Saved data entries:
◆ ◆ ◆ ◆ ◆
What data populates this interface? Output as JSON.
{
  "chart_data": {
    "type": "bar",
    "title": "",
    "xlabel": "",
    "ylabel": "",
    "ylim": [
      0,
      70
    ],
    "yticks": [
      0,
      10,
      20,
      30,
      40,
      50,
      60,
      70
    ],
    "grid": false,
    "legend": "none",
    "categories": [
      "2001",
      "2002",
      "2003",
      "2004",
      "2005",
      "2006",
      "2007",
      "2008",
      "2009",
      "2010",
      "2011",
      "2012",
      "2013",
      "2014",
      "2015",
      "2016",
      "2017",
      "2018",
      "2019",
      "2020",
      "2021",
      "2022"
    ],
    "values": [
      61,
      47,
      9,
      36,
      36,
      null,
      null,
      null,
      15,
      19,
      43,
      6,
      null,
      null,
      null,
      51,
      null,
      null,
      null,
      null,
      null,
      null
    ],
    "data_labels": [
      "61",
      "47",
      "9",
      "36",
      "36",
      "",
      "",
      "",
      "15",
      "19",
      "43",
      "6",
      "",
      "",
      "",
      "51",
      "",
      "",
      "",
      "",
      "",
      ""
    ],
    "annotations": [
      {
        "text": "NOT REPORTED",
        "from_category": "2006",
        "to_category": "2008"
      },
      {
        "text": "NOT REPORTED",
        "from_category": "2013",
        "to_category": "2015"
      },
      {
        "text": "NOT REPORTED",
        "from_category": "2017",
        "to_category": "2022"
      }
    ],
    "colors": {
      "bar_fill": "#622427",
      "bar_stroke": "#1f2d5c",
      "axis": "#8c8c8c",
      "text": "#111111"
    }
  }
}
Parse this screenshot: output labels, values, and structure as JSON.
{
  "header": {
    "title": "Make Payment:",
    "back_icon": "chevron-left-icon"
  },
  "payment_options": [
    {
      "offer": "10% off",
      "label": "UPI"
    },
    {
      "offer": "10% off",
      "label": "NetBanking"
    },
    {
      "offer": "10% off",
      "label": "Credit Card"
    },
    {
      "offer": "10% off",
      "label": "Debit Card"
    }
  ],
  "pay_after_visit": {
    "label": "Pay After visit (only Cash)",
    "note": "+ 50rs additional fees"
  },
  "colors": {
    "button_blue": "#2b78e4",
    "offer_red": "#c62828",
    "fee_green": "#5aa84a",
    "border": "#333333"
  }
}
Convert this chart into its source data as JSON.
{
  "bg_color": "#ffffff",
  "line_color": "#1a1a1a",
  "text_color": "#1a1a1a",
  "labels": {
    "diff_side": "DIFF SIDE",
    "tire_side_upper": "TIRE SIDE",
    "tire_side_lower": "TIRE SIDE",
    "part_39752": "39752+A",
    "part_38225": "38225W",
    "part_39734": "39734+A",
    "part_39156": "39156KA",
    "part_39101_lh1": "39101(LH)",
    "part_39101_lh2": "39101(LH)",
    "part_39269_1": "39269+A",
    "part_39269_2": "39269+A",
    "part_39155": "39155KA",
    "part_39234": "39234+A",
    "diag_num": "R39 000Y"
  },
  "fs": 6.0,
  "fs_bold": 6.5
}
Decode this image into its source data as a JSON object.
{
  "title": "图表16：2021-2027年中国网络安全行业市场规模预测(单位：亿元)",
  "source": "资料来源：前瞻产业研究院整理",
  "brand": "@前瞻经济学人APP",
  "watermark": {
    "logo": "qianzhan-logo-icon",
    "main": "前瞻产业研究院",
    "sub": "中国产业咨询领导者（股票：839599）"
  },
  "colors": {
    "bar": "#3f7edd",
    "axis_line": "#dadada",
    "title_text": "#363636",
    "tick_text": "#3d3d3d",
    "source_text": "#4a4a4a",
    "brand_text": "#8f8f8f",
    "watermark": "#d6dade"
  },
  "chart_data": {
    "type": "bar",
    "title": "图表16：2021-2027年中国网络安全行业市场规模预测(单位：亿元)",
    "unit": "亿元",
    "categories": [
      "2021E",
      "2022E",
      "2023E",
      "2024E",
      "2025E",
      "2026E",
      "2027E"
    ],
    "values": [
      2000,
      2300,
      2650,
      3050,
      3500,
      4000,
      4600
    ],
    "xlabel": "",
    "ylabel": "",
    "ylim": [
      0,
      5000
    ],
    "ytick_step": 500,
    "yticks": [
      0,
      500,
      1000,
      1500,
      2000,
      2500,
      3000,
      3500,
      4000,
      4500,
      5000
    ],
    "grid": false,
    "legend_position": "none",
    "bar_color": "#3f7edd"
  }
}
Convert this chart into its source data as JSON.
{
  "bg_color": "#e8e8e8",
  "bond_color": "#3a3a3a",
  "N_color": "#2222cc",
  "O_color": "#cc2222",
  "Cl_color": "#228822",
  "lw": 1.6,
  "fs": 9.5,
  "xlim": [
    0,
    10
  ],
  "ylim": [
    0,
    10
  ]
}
◆ ◆ ◆ ◆ ◆
**Set exercise**:
Generate an exact reproduction of all entries.

**Solution to this exercise**:
What data populates this interface? Output as JSON.
{
  "chart_data": {
    "type": "bar",
    "title": "",
    "xlabel": "",
    "ylabel": "",
    "ylim": [
      0,
      70
    ],
    "yticks": [
      0,
      10,
      20,
      30,
      40,
      50,
      60,
      70
    ],
    "grid": false,
    "legend": "none",
    "categories": [
      "2001",
      "2002",
      "2003",
      "2004",
      "2005",
      "2006",
      "2007",
      "2008",
      "2009",
      "2010",
      "2011",
      "2012",
      "2013",
      "2014",
      "2015",
      "2016",
      "2017",
      "2018",
      "2019",
      "2020",
      "2021",
      "2022"
    ],
    "values": [
      61,
      47,
      9,
      36,
      36,
      null,
      null,
      null,
      15,
      19,
      43,
      6,
      null,
      null,
      null,
      51,
      null,
      null,
      null,
      null,
      null,
      null
    ],
    "data_labels": [
      "61",
      "47",
      "9",
      "36",
      "36",
      "",
      "",
      "",
      "15",
      "19",
      "43",
      "6",
      "",
      "",
      "",
      "51",
      "",
      "",
      "",
      "",
      "",
      ""
    ],
    "annotations": [
      {
        "text": "NOT REPORTED",
        "from_category": "2006",
        "to_category": "2008"
      },
      {
        "text": "NOT REPORTED",
        "from_category": "2013",
        "to_category": "2015"
      },
      {
        "text": "NOT REPORTED",
        "from_category": "2017",
        "to_category": "2022"
      }
    ],
    "colors": {
      "bar_fill": "#622427",
      "bar_stroke": "#1f2d5c",
      "axis": "#8c8c8c",
      "text": "#111111"
    }
  }
}
Parse this screenshot: output labels, values, and structure as JSON.
{
  "header": {
    "title": "Make Payment:",
    "back_icon": "chevron-left-icon"
  },
  "payment_options": [
    {
      "offer": "10% off",
      "label": "UPI"
    },
    {
      "offer": "10% off",
      "label": "NetBanking"
    },
    {
      "offer": "10% off",
      "label": "Credit Card"
    },
    {
      "offer": "10% off",
      "label": "Debit Card"
    }
  ],
  "pay_after_visit": {
    "label": "Pay After visit (only Cash)",
    "note": "+ 50rs additional fees"
  },
  "colors": {
    "button_blue": "#2b78e4",
    "offer_red": "#c62828",
    "fee_green": "#5aa84a",
    "border": "#333333"
  }
}
Convert this chart into its source data as JSON.
{
  "bg_color": "#ffffff",
  "line_color": "#1a1a1a",
  "text_color": "#1a1a1a",
  "labels": {
    "diff_side": "DIFF SIDE",
    "tire_side_upper": "TIRE SIDE",
    "tire_side_lower": "TIRE SIDE",
    "part_39752": "39752+A",
    "part_38225": "38225W",
    "part_39734": "39734+A",
    "part_39156": "39156KA",
    "part_39101_lh1": "39101(LH)",
    "part_39101_lh2": "39101(LH)",
    "part_39269_1": "39269+A",
    "part_39269_2": "39269+A",
    "part_39155": "39155KA",
    "part_39234": "39234+A",
    "diag_num": "R39 000Y"
  },
  "fs": 6.0,
  "fs_bold": 6.5
}
Decode this image into its source data as a JSON object.
{
  "title": "图表16：2021-2027年中国网络安全行业市场规模预测(单位：亿元)",
  "source": "资料来源：前瞻产业研究院整理",
  "brand": "@前瞻经济学人APP",
  "watermark": {
    "logo": "qianzhan-logo-icon",
    "main": "前瞻产业研究院",
    "sub": "中国产业咨询领导者（股票：839599）"
  },
  "colors": {
    "bar": "#3f7edd",
    "axis_line": "#dadada",
    "title_text": "#363636",
    "tick_text": "#3d3d3d",
    "source_text": "#4a4a4a",
    "brand_text": "#8f8f8f",
    "watermark": "#d6dade"
  },
  "chart_data": {
    "type": "bar",
    "title": "图表16：2021-2027年中国网络安全行业市场规模预测(单位：亿元)",
    "unit": "亿元",
    "categories": [
      "2021E",
      "2022E",
      "2023E",
      "2024E",
      "2025E",
      "2026E",
      "2027E"
    ],
    "values": [
      2000,
      2300,
      2650,
      3050,
      3500,
      4000,
      4600
    ],
    "xlabel": "",
    "ylabel": "",
    "ylim": [
      0,
      5000
    ],
    "ytick_step": 500,
    "yticks": [
      0,
      500,
      1000,
      1500,
      2000,
      2500,
      3000,
      3500,
      4000,
      4500,
      5000
    ],
    "grid": false,
    "legend_position": "none",
    "bar_color": "#3f7edd"
  }
}
Convert this chart into its source data as JSON.
{
  "bg_color": "#e8e8e8",
  "bond_color": "#3a3a3a",
  "N_color": "#2222cc",
  "O_color": "#cc2222",
  "Cl_color": "#228822",
  "lw": 1.6,
  "fs": 9.5,
  "xlim": [
    0,
    10
  ],
  "ylim": [
    0,
    10
  ]
}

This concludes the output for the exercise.